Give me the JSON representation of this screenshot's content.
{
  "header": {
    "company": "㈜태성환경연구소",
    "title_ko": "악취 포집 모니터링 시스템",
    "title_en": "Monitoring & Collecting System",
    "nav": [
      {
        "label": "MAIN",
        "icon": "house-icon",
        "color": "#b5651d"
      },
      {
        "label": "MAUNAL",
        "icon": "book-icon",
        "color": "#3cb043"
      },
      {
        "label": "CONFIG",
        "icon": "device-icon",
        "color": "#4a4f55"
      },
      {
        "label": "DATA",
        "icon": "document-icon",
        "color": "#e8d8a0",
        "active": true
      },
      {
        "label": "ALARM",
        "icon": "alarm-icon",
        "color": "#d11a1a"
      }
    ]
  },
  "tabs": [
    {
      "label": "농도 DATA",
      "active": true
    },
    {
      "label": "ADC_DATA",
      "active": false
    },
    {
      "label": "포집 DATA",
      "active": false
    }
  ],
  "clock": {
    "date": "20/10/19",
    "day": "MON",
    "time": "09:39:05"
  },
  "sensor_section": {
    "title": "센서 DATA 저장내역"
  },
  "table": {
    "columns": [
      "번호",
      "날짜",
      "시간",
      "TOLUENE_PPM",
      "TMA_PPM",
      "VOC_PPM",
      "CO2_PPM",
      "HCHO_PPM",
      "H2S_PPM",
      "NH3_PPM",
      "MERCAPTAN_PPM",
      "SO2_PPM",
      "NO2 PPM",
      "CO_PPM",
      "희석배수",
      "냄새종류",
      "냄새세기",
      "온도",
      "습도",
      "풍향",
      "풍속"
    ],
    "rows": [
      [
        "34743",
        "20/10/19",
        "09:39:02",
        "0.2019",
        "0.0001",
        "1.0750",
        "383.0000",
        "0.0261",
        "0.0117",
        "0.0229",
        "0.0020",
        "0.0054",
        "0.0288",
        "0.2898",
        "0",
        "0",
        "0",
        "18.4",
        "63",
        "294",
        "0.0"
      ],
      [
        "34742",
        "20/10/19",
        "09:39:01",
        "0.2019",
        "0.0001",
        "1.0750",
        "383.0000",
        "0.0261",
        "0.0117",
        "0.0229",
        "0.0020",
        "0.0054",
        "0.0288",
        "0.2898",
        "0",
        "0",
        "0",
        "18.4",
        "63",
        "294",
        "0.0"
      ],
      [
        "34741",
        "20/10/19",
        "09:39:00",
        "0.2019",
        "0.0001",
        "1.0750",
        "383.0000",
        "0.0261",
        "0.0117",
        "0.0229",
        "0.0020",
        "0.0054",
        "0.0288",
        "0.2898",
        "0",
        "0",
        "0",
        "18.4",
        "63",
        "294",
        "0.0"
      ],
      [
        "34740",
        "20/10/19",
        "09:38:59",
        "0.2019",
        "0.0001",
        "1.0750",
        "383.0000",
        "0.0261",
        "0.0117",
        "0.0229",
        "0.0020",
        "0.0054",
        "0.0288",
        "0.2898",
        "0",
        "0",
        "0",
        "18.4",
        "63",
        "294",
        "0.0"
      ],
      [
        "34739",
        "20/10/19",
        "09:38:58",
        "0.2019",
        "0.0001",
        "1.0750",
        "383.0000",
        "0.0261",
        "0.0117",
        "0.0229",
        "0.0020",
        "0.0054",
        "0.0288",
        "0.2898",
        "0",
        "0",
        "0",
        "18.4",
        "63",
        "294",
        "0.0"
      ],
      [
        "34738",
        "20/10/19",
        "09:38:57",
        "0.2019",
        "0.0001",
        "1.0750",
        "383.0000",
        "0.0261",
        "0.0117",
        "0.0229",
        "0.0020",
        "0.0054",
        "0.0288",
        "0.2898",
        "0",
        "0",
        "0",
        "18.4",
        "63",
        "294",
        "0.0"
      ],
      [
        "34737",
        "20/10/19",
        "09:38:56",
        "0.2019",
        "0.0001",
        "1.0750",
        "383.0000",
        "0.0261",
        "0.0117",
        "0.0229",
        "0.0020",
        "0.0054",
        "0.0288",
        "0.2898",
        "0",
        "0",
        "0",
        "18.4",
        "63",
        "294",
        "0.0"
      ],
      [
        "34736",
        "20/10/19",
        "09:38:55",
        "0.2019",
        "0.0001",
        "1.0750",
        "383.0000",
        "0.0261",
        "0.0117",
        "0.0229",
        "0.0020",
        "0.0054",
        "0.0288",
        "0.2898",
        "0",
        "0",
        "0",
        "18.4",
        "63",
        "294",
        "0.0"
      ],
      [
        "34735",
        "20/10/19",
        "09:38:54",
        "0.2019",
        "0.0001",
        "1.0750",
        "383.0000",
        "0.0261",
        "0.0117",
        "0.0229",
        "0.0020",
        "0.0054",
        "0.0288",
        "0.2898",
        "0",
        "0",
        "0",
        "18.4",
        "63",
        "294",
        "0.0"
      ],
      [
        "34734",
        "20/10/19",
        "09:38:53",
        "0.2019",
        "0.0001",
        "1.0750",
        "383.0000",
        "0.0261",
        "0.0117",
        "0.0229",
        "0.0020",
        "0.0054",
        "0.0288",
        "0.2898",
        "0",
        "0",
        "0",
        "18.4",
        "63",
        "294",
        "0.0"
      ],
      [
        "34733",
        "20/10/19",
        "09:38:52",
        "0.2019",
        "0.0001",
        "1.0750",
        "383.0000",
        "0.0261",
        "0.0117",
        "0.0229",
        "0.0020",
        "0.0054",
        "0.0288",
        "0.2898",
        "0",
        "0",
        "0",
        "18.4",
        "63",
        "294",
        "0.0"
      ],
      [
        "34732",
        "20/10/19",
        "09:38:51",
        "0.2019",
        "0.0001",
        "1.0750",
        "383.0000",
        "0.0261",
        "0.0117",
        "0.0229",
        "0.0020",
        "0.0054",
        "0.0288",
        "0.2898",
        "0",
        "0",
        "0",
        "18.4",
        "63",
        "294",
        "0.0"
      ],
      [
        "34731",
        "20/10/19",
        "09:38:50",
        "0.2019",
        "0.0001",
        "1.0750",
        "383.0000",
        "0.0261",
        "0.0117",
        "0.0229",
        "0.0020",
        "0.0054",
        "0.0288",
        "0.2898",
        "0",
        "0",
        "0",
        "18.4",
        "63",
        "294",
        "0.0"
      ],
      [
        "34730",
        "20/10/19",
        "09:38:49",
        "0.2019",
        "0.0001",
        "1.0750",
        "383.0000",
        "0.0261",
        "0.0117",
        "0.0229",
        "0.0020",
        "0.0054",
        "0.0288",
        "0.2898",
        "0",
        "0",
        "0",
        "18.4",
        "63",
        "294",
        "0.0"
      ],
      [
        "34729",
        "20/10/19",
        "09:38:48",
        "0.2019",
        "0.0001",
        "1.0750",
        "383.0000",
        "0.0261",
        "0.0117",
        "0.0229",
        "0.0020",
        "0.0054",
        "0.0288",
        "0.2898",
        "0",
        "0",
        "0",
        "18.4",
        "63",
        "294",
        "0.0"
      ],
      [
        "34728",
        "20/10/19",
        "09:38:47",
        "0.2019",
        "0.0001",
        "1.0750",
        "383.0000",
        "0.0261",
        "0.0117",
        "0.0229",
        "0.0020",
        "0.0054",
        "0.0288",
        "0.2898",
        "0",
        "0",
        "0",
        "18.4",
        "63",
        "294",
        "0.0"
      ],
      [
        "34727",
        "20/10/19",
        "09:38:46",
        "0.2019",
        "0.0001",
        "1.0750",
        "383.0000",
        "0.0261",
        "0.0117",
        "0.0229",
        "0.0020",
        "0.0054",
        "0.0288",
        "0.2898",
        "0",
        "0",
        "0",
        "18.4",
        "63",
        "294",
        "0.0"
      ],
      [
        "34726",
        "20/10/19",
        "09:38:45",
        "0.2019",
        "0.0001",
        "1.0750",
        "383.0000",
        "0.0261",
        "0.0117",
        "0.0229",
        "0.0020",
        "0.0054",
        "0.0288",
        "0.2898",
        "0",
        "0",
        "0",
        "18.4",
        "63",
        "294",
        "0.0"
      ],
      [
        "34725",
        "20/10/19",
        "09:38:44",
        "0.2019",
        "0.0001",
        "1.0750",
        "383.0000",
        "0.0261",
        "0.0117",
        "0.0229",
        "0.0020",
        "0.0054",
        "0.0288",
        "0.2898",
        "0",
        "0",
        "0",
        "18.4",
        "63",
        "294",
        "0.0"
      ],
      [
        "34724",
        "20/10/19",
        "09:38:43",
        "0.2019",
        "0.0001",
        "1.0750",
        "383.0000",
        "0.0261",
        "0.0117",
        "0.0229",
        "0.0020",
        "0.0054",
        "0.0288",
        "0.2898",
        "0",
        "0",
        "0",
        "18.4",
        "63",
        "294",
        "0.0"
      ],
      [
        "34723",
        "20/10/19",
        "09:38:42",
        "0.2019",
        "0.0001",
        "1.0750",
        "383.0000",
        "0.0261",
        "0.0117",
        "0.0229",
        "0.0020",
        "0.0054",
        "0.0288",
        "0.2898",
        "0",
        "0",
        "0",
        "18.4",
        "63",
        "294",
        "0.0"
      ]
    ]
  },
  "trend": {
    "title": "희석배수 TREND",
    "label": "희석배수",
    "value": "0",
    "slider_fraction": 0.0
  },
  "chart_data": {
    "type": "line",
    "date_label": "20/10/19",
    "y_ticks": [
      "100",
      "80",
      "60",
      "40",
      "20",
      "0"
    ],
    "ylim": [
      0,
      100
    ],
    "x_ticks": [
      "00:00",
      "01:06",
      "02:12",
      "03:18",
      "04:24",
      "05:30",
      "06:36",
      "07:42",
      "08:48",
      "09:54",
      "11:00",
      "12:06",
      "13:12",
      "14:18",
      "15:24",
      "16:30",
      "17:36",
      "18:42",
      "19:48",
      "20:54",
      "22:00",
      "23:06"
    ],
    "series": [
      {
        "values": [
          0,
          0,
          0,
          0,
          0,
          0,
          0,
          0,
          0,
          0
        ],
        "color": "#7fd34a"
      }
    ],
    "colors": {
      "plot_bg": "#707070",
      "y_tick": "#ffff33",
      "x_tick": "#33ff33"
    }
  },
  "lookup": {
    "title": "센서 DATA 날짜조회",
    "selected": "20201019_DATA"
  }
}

==============================

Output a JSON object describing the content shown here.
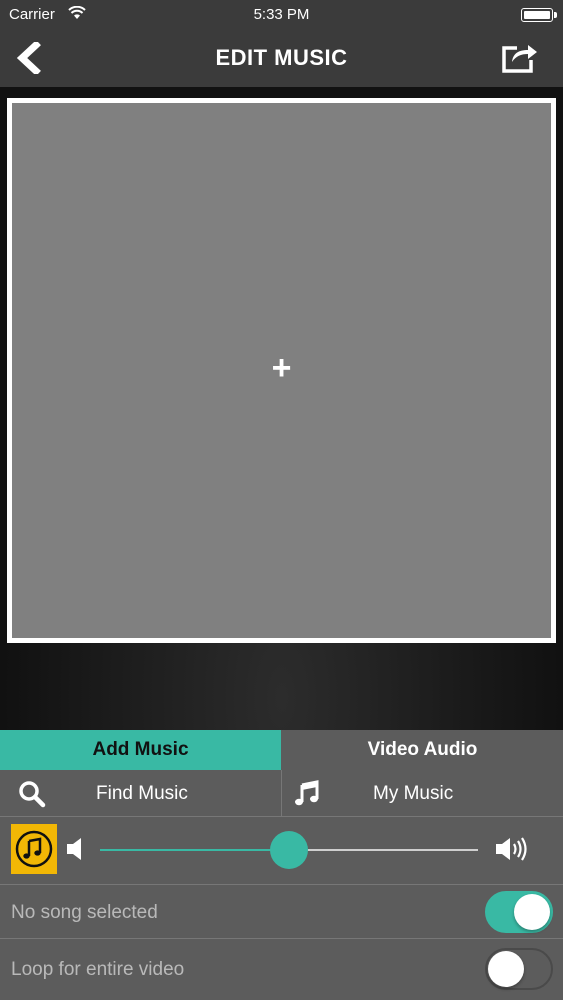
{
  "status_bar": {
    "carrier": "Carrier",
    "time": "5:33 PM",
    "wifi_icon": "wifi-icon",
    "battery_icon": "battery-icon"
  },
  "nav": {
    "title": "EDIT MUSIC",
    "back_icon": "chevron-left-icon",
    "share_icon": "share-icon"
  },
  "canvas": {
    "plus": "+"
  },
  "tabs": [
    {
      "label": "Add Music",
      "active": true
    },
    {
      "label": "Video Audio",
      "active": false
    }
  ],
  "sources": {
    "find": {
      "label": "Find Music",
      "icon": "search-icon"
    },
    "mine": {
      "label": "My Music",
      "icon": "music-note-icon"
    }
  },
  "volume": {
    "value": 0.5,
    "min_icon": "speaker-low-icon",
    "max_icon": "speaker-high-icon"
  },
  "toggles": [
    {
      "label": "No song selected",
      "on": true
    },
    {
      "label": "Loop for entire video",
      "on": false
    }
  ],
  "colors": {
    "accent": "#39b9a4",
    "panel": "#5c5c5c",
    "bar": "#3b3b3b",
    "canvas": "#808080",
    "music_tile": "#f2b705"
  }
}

==============================

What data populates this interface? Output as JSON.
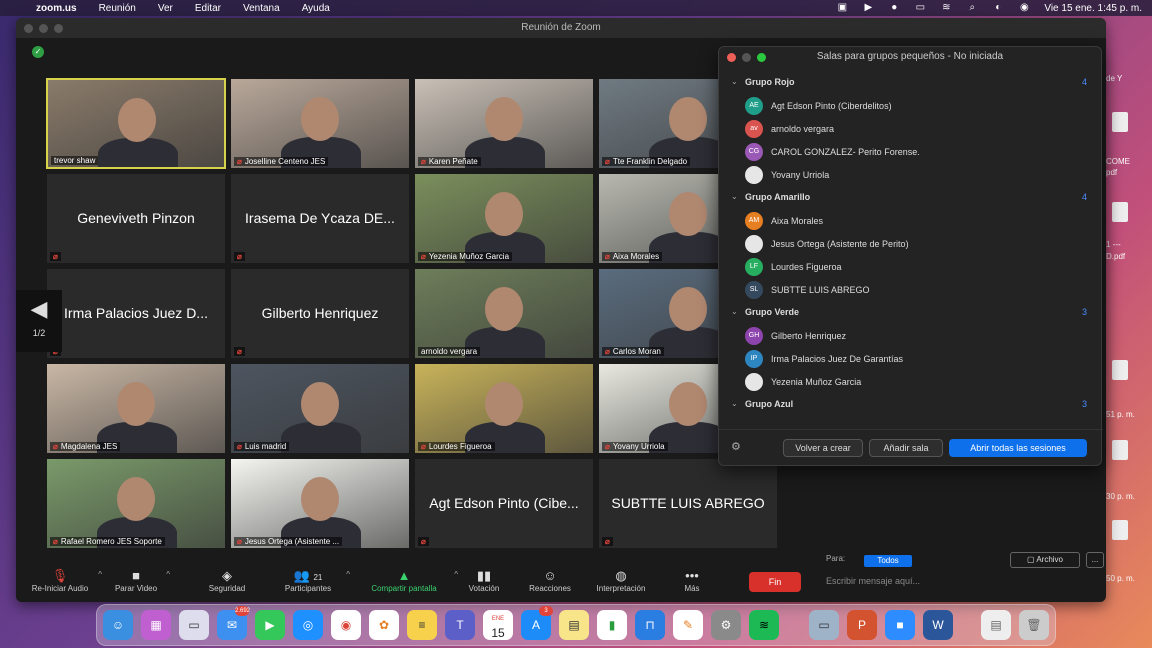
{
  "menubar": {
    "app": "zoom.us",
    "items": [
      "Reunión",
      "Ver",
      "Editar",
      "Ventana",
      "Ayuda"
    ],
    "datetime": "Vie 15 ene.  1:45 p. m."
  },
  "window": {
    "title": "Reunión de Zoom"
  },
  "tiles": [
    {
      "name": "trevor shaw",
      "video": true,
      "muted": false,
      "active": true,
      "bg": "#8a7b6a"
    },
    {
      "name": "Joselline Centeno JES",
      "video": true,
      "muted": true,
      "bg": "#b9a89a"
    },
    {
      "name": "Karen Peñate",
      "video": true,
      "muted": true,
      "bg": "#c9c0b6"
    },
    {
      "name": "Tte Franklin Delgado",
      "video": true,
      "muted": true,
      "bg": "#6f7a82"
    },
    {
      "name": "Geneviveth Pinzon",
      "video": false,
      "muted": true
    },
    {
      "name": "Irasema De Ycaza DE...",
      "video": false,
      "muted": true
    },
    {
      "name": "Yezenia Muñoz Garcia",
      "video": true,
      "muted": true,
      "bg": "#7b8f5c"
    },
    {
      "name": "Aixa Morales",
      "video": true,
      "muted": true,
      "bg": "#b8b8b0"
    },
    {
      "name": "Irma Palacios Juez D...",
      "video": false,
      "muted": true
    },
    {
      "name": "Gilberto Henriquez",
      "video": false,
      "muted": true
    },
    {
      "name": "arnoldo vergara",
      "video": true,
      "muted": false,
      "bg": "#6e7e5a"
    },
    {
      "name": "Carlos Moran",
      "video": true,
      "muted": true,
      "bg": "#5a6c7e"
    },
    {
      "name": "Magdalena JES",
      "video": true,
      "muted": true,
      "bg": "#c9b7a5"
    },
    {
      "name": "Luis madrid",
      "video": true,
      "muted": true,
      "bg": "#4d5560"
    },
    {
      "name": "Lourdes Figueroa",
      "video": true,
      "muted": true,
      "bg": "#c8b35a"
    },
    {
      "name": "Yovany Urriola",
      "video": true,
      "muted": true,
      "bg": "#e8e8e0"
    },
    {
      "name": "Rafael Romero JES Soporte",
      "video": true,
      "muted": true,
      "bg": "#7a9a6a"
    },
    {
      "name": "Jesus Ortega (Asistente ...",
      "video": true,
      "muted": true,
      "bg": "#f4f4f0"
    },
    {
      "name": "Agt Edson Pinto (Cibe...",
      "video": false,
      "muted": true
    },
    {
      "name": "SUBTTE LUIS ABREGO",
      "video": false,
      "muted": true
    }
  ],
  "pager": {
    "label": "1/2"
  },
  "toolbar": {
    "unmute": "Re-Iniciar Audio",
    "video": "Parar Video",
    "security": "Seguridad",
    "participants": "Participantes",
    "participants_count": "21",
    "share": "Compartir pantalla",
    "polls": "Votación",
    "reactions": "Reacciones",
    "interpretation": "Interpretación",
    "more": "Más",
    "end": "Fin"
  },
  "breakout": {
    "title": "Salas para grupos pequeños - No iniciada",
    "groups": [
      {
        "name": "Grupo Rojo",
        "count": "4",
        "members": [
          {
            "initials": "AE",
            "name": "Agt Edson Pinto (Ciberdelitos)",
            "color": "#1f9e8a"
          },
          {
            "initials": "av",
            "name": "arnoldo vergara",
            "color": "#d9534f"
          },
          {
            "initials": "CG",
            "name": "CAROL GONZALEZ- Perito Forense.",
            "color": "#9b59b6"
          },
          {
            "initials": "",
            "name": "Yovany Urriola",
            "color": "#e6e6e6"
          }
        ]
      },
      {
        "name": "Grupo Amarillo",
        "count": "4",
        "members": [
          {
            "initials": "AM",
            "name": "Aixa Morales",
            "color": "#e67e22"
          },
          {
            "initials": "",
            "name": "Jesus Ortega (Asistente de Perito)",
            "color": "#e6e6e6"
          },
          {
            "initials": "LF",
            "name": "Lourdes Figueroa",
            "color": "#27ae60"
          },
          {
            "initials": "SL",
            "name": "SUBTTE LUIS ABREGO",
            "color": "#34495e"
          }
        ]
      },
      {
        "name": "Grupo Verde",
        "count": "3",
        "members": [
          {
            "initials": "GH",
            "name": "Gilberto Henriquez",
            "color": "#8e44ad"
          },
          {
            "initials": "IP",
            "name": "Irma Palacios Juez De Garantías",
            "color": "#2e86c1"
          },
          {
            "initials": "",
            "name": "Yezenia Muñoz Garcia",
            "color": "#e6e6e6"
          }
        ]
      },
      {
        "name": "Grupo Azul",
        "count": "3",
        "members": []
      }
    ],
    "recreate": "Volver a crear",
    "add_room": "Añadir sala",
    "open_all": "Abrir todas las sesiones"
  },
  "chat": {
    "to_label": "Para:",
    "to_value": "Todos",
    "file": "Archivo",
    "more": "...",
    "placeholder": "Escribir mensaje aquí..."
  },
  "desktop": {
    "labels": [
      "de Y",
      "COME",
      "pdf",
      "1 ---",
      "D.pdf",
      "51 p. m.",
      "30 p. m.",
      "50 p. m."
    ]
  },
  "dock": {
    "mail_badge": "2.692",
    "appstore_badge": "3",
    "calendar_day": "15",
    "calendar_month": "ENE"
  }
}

==============================

Given exercise.
Copy in full each line that holds the word "Juez".

Solution for this task.
      "name": "Irma Palacios Juez D...",
            "name": "Irma Palacios Juez De Garantías",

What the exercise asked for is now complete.